*TEXT SEGMENT*.
--------------------------------------------------
During the last two decades, there has been a great deal of technological evolution in the field of comprehensive two-dimensional gas chromatography (GC×GC), and in mass spectrometry (MS). Furthermore, mass analyzers can be used in sequence to form two-dimensional MS instruments. Hence, the combination of GC×GC and a single mass analyzer (single quadrupole [QMS], time-of-flight [TOF-MS]) will lead to a three-dimensional (3D) system, whereas the hyphenation of a GC×GC instrument with two mass analyzers in sequence (triple quadrupole [QqQMS]) will lead to a four-dimensional (4D) one. The stacking of analytical dimensions leads to highly powerful instrumentation. In themselves, GC×GC–QMS and GC×GC–TOF-MS are technologies characterized by a high separation power, selectivity, and sensitivity. The addition of an extra MS dimension–GC×GC–QqQMS–will boost selectivity and sensitivity. The present research, based on the use of 3D and 4D methods, aims to provide information on when and why to exploit such approaches in food analysis, with the objective of avoiding mismatches between the analytical challenges and the tool used to resolve them.

2:05pm GMT
Is Artificial Intelligence the Key to Unlock the Future and the Success of Comprehensive Two-Dimensional Chromatography in Food-Omics
Chiara Emilia Cordero, Full Professor of Food Chemistry, Dipartimento di Scienza e Tecnologia del Farmaco, University of Turin, Italy

Since its introduction, comprehensive two-dimensional gas chromatography (GC×GC) has revealed its potential in many fields, helping scientists to better understand nature’s complexity, facilitating highly informative screenings, supporting markers discovery in omics applications, and offering many opportunities to implement system biology-like strategies for investigation, the so-called integrationist approach. In food “omics”, the analytical platform design and configuration play a key role in achieving the suitable information on the capacity, resolution, and sensitivity required to answer the many questions posed by the application. This contribution deals with the challenging task of designing a multidimensional platform for food metabolomics implemented by an effective data processing workflow. A strategy capable of answering many questions about product qualities (sensory quality, freshness, authenticity, presence of sensory defects) with a single measure realized by combining many analytical dimensions (sample preparation, separation, multiple detection, olfactometry). Within this context, the key role of artificial intelligence (AI) concepts as computer vision (that is, “…a field of AI that enables computers and systems to derive meaningful information from digital images…”) and smelling (for example, AI smelling machine [4] is discussed and proof-of-evidence on the feasibility and effectiveness of such “comprehensive” approaches is presented through the author’s research experience on high-quality extra-virgin olive oil.
--------------------------------------------------
*ABOUT THIS TASK*. In the text on comprehensive two-dimensional gas chromatography, what kind of system results from pairing a GC×GC instrument with a triple quadrupole mass analyzer?

[Document layout analysis data]
--------------------------------------------------
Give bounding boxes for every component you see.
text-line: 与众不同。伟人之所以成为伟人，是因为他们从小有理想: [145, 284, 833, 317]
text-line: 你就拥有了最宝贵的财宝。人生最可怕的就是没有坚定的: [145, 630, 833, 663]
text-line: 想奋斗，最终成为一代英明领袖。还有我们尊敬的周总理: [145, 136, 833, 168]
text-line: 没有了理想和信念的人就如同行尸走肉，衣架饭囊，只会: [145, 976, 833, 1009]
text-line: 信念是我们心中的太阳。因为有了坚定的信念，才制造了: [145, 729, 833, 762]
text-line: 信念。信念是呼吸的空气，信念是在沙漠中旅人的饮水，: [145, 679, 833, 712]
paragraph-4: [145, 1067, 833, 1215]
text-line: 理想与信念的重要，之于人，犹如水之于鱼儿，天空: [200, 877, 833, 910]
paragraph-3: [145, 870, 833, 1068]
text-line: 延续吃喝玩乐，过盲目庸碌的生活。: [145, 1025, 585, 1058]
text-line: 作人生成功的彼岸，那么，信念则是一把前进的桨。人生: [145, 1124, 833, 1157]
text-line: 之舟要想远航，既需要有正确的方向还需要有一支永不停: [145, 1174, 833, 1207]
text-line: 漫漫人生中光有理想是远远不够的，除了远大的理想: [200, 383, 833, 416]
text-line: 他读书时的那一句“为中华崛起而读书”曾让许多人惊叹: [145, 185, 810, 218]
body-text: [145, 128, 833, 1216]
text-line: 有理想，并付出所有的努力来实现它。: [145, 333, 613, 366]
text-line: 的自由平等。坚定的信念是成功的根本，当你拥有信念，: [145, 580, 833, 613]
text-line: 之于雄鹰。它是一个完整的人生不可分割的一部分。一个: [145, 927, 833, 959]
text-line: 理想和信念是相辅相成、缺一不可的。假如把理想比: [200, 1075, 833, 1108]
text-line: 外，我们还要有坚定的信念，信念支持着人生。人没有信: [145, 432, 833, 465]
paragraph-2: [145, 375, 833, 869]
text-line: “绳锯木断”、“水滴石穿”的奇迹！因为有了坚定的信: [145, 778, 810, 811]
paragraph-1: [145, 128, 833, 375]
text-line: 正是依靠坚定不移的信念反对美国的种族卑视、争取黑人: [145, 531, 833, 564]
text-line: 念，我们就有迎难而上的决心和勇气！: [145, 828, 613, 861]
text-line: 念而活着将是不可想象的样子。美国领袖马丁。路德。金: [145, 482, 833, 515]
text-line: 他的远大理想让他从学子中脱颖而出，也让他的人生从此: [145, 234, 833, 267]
--------------------------------------------------
*OUTPUT*. A four-dimensional (4D) system.